# START OF Data for this task
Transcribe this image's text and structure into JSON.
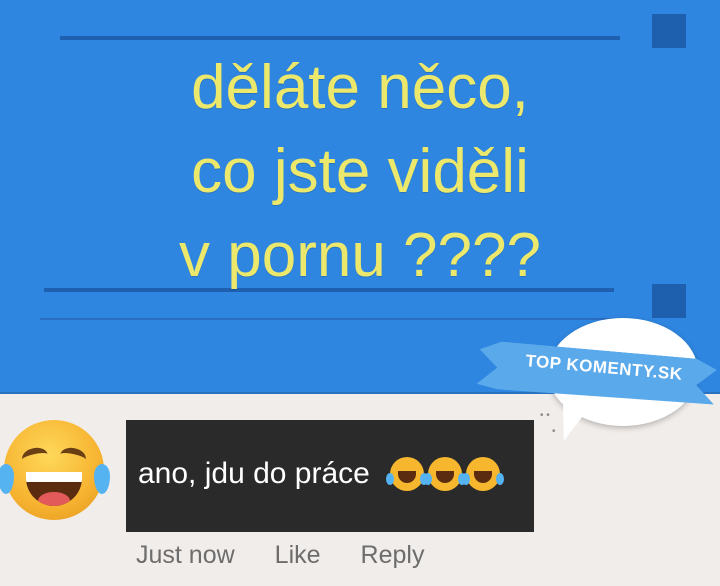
{
  "post": {
    "lines": [
      "děláte něco,",
      "co jste viděli",
      "v pornu ????"
    ],
    "text_color": "#ece86c",
    "background_color": "#2f86e0"
  },
  "watermark": {
    "label": "TOP KOMENTY.SK"
  },
  "comment": {
    "avatar_icon": "laughing-crying-emoji-icon",
    "text": "ano, jdu do práce",
    "trailing_emojis": [
      "rolling-on-floor-laughing-icon",
      "rolling-on-floor-laughing-icon",
      "rolling-on-floor-laughing-icon"
    ],
    "box_color": "#2a2a2a"
  },
  "actions": {
    "timestamp": "Just now",
    "like_label": "Like",
    "reply_label": "Reply"
  }
}
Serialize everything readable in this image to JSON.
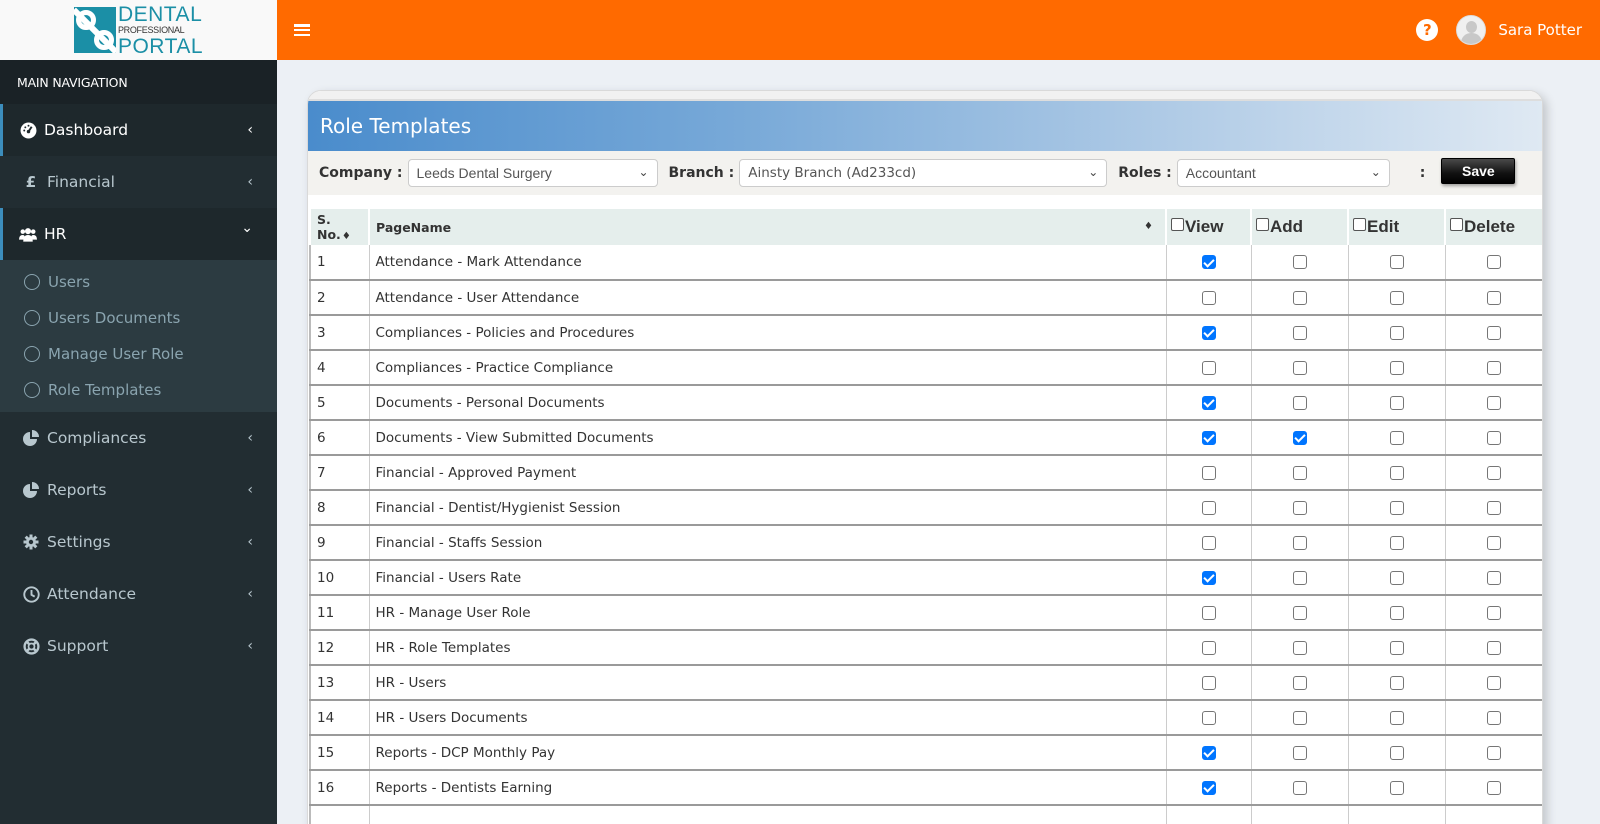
{
  "brand": {
    "logo_line1": "DENTAL",
    "logo_line2": "PROFESSIONAL",
    "logo_line3": "PORTAL",
    "accent_color": "#ff6a00",
    "sidebar_color": "#222d32"
  },
  "topbar": {
    "help_icon": "question-circle-icon",
    "user_name": "Sara Potter"
  },
  "sidebar": {
    "header": "MAIN NAVIGATION",
    "items": [
      {
        "label": "Dashboard",
        "icon": "dashboard-icon",
        "chevron": "‹"
      },
      {
        "label": "Financial",
        "icon": "pound-icon",
        "chevron": "‹"
      },
      {
        "label": "HR",
        "icon": "users-icon",
        "chevron": "⌄",
        "children": [
          "Users",
          "Users Documents",
          "Manage User Role",
          "Role Templates"
        ]
      },
      {
        "label": "Compliances",
        "icon": "pie-chart-icon",
        "chevron": "‹"
      },
      {
        "label": "Reports",
        "icon": "pie-chart-icon",
        "chevron": "‹"
      },
      {
        "label": "Settings",
        "icon": "gear-icon",
        "chevron": "‹"
      },
      {
        "label": "Attendance",
        "icon": "clock-icon",
        "chevron": "‹"
      },
      {
        "label": "Support",
        "icon": "life-ring-icon",
        "chevron": "‹"
      }
    ]
  },
  "page": {
    "title": "Role Templates",
    "filters": {
      "company_label": "Company :",
      "company_value": "Leeds Dental Surgery",
      "branch_label": "Branch :",
      "branch_value": "Ainsty Branch (Ad233cd)",
      "roles_label": "Roles :",
      "roles_value": "Accountant",
      "separator": ":",
      "save_label": "Save"
    },
    "table": {
      "columns": {
        "sno": "S. No.",
        "page_name": "PageName",
        "view": "View",
        "add": "Add",
        "edit": "Edit",
        "delete": "Delete"
      },
      "rows": [
        {
          "sno": "1",
          "page": "Attendance - Mark Attendance",
          "view": true,
          "add": false,
          "edit": false,
          "delete": false
        },
        {
          "sno": "2",
          "page": "Attendance - User Attendance",
          "view": false,
          "add": false,
          "edit": false,
          "delete": false
        },
        {
          "sno": "3",
          "page": "Compliances - Policies and Procedures",
          "view": true,
          "add": false,
          "edit": false,
          "delete": false
        },
        {
          "sno": "4",
          "page": "Compliances - Practice Compliance",
          "view": false,
          "add": false,
          "edit": false,
          "delete": false
        },
        {
          "sno": "5",
          "page": "Documents - Personal Documents",
          "view": true,
          "add": false,
          "edit": false,
          "delete": false
        },
        {
          "sno": "6",
          "page": "Documents - View Submitted Documents",
          "view": true,
          "add": true,
          "edit": false,
          "delete": false
        },
        {
          "sno": "7",
          "page": "Financial - Approved Payment",
          "view": false,
          "add": false,
          "edit": false,
          "delete": false
        },
        {
          "sno": "8",
          "page": "Financial - Dentist/Hygienist Session",
          "view": false,
          "add": false,
          "edit": false,
          "delete": false
        },
        {
          "sno": "9",
          "page": "Financial - Staffs Session",
          "view": false,
          "add": false,
          "edit": false,
          "delete": false
        },
        {
          "sno": "10",
          "page": "Financial - Users Rate",
          "view": true,
          "add": false,
          "edit": false,
          "delete": false
        },
        {
          "sno": "11",
          "page": "HR - Manage User Role",
          "view": false,
          "add": false,
          "edit": false,
          "delete": false
        },
        {
          "sno": "12",
          "page": "HR - Role Templates",
          "view": false,
          "add": false,
          "edit": false,
          "delete": false
        },
        {
          "sno": "13",
          "page": "HR - Users",
          "view": false,
          "add": false,
          "edit": false,
          "delete": false
        },
        {
          "sno": "14",
          "page": "HR - Users Documents",
          "view": false,
          "add": false,
          "edit": false,
          "delete": false
        },
        {
          "sno": "15",
          "page": "Reports - DCP Monthly Pay",
          "view": true,
          "add": false,
          "edit": false,
          "delete": false
        },
        {
          "sno": "16",
          "page": "Reports - Dentists Earning",
          "view": true,
          "add": false,
          "edit": false,
          "delete": false
        },
        {
          "sno": "",
          "page": "",
          "view": false,
          "add": false,
          "edit": false,
          "delete": false
        }
      ]
    }
  }
}
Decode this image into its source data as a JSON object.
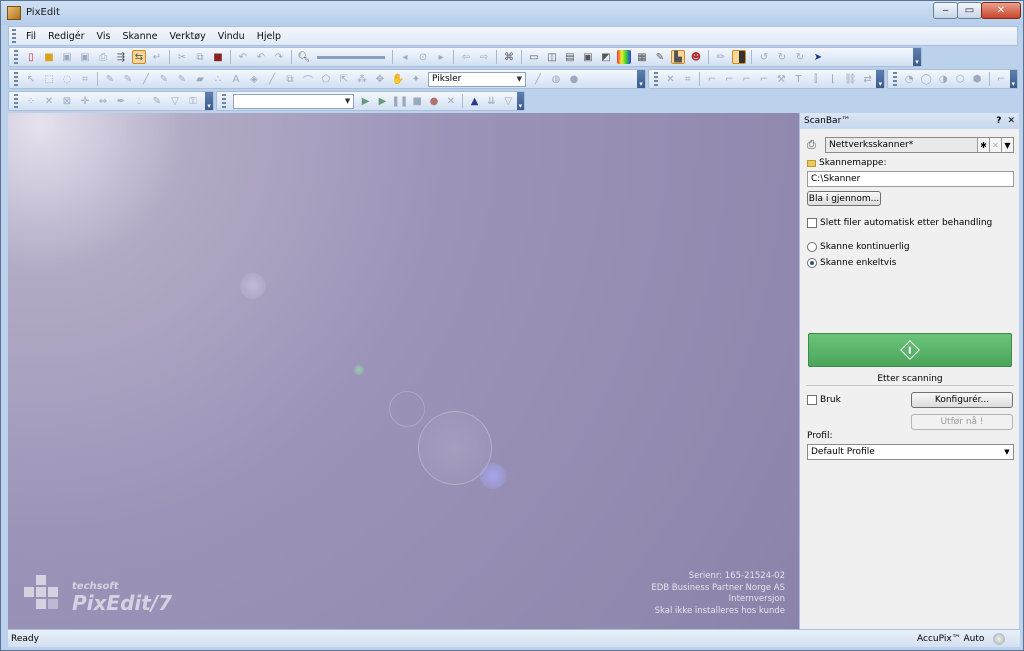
# END OF Data for this task
Give only the number of lines in the material above that hold the word "Templates".

3